- Records supplied:

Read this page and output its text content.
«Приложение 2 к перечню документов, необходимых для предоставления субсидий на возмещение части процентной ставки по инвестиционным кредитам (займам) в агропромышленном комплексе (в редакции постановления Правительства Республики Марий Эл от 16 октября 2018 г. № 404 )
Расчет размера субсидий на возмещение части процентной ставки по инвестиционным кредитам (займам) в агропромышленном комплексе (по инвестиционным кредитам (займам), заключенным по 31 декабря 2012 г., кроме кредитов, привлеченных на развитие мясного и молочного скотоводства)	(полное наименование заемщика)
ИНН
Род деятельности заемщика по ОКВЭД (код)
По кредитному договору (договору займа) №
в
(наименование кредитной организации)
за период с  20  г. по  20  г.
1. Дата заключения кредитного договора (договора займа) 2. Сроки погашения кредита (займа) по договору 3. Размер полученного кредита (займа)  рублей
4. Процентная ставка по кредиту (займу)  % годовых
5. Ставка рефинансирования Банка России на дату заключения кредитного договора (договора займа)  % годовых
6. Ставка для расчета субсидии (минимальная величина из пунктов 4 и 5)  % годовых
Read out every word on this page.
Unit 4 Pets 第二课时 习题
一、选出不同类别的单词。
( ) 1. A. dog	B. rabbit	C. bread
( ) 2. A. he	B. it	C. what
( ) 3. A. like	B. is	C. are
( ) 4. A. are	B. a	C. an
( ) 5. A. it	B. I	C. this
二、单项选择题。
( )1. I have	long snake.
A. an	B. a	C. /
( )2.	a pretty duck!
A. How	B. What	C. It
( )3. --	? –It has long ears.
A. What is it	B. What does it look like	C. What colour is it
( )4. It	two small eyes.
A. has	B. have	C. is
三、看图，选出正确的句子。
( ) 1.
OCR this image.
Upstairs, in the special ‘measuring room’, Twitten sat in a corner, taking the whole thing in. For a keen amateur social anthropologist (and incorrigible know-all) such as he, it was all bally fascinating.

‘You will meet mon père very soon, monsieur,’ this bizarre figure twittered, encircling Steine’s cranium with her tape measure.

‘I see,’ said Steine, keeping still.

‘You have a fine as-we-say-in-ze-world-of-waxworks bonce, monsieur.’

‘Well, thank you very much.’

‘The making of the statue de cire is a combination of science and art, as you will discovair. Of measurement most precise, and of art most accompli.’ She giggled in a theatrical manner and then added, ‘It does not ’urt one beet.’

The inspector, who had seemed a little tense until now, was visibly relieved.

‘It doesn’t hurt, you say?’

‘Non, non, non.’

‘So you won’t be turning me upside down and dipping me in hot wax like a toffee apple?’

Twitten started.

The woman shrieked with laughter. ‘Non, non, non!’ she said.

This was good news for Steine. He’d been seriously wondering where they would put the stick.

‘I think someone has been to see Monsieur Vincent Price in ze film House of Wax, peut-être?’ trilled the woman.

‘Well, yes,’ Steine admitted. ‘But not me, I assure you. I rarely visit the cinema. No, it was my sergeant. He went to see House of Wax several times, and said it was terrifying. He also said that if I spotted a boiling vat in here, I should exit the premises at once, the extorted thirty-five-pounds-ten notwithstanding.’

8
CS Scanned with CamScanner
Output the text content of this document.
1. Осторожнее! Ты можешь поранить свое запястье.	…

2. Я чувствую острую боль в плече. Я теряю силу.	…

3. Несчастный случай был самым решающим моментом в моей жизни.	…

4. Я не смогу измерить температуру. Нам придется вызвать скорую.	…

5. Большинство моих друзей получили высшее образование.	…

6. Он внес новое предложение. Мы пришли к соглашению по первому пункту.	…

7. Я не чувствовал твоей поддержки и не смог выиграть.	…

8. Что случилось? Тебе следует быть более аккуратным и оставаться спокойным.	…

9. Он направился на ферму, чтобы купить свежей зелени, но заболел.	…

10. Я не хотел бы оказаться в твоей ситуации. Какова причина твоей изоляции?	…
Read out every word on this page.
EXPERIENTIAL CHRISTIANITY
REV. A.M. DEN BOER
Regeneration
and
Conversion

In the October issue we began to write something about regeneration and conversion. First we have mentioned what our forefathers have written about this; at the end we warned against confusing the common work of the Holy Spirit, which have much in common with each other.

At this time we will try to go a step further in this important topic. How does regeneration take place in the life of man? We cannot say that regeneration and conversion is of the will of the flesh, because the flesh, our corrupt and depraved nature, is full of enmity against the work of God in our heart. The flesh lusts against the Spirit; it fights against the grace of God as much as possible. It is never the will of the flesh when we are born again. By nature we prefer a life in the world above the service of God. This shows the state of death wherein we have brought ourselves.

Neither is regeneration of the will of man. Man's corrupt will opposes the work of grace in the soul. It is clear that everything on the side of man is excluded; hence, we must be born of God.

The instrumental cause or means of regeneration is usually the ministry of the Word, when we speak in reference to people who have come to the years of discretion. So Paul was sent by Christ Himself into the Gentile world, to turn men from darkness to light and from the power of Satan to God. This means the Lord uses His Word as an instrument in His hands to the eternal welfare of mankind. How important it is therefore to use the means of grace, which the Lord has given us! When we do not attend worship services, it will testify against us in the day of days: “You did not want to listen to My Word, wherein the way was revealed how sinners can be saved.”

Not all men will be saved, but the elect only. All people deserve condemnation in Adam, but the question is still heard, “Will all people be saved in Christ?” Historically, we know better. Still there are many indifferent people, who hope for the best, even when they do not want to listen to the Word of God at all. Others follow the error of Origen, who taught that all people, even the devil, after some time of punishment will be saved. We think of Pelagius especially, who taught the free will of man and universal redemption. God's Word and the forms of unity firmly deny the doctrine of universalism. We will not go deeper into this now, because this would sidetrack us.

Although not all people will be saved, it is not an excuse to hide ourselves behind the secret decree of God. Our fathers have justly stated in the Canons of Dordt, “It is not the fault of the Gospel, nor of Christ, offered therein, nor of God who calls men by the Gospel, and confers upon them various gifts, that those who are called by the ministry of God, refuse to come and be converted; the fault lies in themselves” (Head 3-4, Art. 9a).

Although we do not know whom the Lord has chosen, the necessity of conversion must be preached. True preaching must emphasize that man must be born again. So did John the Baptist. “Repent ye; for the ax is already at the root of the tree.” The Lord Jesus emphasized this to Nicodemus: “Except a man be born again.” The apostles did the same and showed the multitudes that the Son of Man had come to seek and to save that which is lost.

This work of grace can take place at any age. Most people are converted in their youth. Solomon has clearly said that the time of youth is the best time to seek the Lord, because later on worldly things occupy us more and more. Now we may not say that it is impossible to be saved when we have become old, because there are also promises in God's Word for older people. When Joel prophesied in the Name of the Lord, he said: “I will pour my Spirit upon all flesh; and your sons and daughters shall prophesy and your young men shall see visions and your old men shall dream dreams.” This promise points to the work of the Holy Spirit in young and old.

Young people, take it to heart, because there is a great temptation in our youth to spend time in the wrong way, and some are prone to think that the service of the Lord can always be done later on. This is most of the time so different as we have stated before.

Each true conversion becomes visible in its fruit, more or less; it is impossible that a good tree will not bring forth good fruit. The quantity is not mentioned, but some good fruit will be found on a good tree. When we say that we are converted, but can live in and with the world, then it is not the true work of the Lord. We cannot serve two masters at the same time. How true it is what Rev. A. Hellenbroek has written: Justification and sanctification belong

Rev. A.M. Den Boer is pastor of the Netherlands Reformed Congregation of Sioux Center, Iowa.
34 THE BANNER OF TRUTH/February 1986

- What the task requires:
From the entries above, extract every line where the word "woman" appears.

- Answer below:
The woman shrieked with laughter. ‘Non, non, non!’ she said.
‘I think someone has been to see Monsieur Vincent Price in ze film House of Wax, peut-être?’ trilled the woman.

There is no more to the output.